*REQUIREMENTS*
Scan the material below for the string "deactivated", and copy every line where it shows up.

## begin STORED DATA

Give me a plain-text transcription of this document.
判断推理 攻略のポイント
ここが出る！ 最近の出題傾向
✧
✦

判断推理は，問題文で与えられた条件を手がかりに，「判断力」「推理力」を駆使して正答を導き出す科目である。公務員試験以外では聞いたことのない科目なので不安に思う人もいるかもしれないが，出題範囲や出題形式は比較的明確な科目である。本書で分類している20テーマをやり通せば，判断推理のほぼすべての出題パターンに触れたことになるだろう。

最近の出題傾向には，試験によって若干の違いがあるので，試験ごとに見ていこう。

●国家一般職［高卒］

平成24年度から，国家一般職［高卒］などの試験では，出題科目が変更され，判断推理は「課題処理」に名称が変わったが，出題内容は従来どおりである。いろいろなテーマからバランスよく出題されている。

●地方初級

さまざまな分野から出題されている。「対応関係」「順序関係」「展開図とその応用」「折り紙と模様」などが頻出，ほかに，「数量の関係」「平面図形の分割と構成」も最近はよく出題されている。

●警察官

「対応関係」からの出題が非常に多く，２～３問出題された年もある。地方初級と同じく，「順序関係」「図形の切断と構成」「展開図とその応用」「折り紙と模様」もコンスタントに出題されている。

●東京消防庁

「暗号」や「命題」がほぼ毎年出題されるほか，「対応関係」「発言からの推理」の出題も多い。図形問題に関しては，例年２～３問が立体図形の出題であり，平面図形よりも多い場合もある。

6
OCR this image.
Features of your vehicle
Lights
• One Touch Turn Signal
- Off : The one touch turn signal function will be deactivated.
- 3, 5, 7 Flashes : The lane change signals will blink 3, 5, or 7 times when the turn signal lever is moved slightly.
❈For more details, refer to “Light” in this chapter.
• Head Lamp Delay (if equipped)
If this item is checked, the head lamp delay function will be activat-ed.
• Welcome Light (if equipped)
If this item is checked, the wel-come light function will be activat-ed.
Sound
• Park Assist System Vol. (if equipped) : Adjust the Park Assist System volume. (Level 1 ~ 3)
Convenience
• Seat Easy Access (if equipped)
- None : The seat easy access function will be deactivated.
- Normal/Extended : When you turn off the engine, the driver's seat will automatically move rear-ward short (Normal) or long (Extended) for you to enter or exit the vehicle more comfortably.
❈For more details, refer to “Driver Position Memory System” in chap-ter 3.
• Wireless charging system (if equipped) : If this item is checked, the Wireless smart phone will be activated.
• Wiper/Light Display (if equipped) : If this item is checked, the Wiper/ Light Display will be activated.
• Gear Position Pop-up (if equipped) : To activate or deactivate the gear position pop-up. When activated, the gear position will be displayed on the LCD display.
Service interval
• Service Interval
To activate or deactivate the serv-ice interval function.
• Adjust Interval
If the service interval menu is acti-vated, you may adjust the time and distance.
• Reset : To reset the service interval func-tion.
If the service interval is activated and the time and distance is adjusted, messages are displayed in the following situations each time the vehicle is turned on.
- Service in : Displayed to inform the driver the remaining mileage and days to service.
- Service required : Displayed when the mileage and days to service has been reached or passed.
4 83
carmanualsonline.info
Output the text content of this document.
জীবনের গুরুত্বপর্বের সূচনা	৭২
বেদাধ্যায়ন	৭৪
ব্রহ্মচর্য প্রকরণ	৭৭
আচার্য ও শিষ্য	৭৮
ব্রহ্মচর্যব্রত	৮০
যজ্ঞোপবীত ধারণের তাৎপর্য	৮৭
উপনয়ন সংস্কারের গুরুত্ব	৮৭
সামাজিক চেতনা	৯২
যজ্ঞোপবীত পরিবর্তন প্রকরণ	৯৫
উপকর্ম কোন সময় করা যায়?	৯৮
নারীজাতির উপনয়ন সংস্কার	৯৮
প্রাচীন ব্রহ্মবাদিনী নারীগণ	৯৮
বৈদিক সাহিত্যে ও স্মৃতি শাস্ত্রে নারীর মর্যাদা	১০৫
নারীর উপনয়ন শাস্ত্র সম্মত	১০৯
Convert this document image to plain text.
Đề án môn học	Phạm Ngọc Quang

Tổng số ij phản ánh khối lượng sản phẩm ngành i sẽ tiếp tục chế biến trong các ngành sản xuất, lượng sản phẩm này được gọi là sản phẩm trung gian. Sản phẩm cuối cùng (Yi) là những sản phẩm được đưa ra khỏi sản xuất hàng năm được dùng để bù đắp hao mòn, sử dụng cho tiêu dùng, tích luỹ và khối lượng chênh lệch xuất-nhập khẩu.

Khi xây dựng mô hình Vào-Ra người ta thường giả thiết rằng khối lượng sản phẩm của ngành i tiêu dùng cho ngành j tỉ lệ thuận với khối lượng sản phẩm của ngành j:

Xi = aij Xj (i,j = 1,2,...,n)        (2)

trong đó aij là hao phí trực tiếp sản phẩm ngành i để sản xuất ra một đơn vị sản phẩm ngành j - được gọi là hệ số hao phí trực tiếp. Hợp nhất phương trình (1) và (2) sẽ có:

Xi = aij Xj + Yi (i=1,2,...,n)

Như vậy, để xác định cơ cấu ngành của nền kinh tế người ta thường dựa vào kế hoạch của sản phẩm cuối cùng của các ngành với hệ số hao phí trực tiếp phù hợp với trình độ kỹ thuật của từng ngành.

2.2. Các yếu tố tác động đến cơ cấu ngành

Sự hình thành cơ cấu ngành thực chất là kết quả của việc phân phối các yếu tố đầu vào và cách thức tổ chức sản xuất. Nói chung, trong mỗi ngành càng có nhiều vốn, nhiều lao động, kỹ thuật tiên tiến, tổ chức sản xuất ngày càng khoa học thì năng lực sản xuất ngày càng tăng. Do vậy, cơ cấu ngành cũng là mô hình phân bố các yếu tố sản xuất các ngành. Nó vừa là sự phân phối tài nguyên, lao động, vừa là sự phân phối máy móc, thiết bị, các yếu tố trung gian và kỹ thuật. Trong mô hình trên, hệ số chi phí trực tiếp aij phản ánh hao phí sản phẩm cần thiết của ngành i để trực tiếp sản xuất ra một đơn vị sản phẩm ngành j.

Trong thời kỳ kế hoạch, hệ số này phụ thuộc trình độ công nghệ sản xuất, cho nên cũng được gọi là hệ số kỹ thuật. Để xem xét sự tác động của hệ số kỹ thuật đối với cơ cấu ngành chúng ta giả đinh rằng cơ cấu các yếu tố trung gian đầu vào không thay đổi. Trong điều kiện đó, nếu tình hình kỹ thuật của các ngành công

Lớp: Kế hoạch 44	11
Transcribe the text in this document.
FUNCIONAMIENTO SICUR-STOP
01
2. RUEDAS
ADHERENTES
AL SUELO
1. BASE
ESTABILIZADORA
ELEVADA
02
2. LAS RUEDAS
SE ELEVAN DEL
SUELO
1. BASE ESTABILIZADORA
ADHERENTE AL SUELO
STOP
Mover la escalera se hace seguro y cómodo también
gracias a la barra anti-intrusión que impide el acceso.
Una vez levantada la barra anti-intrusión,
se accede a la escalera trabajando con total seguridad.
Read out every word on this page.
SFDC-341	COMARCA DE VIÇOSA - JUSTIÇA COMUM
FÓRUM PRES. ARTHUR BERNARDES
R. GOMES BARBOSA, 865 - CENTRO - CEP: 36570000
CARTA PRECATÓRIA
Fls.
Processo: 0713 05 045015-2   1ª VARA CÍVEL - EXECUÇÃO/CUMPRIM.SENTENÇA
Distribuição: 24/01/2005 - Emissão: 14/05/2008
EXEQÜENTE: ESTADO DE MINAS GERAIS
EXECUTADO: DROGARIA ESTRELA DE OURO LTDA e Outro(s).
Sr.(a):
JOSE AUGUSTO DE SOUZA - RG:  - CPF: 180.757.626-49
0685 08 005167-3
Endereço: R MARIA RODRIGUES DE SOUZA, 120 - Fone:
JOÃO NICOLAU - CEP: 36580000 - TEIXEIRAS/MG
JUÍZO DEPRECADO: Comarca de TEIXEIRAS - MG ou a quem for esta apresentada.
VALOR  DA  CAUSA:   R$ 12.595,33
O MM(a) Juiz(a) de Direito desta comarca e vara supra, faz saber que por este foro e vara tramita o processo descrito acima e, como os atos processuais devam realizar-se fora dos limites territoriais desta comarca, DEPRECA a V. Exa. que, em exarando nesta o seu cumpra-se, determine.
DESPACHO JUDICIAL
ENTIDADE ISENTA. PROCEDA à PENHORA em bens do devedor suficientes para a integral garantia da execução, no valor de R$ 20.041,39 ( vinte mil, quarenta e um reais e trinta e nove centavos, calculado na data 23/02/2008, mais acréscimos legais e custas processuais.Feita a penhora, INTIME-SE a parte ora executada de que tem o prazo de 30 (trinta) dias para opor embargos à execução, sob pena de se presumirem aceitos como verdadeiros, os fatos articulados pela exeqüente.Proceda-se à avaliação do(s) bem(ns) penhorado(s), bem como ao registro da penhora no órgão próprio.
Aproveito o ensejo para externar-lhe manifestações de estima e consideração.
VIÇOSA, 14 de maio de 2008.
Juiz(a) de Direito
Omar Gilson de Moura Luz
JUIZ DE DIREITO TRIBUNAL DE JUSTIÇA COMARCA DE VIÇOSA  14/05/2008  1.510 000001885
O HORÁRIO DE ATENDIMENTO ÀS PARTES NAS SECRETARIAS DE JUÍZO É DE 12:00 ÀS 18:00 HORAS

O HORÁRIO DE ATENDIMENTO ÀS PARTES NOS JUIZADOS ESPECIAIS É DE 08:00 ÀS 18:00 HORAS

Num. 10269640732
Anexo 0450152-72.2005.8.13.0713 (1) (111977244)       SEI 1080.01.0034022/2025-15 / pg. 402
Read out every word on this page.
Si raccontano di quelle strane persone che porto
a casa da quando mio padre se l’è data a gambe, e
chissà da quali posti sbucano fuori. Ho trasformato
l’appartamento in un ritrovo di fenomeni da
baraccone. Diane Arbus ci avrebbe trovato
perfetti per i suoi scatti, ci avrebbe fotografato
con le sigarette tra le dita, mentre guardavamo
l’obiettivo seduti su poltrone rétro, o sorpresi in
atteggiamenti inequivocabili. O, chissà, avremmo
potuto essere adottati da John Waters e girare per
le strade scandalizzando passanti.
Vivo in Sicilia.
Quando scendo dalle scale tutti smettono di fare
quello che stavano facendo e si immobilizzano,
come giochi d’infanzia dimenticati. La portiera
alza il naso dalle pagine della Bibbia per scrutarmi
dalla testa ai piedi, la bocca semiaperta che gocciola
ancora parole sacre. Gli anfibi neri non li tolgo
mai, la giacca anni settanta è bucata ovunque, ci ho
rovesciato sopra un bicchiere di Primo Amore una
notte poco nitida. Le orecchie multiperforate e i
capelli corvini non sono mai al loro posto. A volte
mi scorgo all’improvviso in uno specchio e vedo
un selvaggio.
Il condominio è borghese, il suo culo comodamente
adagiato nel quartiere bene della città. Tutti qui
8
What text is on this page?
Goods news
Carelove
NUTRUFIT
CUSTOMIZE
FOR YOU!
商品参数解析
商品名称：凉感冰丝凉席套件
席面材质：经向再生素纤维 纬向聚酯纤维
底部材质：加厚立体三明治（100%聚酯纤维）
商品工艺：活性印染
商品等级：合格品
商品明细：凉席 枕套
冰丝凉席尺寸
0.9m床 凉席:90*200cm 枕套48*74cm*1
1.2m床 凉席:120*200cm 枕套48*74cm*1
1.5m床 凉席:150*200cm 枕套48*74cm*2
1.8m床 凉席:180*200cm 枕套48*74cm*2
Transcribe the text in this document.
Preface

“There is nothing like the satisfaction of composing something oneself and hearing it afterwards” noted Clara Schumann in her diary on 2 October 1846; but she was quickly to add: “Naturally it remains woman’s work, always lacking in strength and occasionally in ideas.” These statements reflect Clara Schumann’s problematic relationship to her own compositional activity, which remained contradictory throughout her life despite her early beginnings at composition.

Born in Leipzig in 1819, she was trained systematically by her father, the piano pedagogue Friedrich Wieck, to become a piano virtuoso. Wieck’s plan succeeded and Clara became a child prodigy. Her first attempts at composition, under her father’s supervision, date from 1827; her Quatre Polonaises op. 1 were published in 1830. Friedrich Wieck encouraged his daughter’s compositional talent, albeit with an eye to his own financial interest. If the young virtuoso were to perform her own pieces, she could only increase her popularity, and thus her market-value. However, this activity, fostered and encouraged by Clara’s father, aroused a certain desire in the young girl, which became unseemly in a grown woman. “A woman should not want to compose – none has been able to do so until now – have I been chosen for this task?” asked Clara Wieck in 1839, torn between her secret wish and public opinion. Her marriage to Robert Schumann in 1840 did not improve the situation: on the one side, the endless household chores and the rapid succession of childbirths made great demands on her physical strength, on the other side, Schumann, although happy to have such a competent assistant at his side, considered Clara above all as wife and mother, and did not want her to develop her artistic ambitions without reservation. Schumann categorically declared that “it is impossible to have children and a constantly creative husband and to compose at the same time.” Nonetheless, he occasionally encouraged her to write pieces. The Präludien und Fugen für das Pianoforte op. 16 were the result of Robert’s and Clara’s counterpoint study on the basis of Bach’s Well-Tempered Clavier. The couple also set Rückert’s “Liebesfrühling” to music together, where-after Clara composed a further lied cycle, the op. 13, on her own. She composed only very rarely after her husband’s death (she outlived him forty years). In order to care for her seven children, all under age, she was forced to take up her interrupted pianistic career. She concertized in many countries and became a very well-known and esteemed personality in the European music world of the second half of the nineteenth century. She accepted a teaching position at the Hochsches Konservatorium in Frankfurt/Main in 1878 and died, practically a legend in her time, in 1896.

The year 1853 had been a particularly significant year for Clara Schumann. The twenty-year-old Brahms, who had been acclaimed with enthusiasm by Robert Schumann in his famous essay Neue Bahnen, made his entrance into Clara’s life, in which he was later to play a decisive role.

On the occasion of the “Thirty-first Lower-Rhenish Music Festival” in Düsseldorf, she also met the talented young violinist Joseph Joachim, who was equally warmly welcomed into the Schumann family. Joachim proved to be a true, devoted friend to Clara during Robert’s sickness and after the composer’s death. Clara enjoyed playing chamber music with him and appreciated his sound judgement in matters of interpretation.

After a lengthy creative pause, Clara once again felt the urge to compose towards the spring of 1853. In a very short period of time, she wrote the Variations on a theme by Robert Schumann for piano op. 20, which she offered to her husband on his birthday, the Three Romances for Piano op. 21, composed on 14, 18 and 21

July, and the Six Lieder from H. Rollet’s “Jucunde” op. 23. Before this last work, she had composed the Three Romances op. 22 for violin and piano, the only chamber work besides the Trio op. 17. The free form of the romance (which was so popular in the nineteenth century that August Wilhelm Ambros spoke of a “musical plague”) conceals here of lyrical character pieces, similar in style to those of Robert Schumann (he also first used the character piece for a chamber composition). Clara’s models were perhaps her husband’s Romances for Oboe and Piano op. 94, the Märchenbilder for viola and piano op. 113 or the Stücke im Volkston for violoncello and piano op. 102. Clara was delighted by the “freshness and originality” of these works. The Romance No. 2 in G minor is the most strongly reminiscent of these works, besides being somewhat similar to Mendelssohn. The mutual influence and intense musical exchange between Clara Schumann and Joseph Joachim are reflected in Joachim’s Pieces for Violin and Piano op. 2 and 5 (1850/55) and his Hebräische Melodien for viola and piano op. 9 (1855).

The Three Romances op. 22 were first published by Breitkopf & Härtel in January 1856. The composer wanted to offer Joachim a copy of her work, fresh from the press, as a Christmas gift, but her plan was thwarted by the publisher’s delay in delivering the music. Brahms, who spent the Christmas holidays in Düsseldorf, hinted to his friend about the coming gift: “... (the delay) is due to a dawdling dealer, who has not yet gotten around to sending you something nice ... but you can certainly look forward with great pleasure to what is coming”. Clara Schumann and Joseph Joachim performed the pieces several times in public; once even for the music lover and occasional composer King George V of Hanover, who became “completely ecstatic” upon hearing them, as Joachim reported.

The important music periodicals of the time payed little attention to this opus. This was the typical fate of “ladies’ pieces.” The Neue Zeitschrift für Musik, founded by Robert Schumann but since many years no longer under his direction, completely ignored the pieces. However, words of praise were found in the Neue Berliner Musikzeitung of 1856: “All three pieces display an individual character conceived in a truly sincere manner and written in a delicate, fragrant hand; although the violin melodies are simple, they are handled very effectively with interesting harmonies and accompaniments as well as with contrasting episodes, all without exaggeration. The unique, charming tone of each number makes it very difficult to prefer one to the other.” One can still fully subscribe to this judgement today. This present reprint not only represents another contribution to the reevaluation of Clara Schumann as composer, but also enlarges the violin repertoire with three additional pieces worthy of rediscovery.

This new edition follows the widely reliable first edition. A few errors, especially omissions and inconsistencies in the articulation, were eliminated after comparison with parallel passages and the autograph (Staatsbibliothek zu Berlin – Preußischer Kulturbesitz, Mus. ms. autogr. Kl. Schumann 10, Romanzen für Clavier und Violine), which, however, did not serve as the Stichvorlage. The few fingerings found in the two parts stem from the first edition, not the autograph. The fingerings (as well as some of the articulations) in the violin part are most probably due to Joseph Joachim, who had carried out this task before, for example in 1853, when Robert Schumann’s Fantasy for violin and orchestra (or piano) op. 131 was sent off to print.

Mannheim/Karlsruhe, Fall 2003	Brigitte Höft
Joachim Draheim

## end STORED DATA

*CORRECT OUTPUT*
- Off : The one touch turn signal function will be deactivated.
- None : The seat easy access function will be deactivated.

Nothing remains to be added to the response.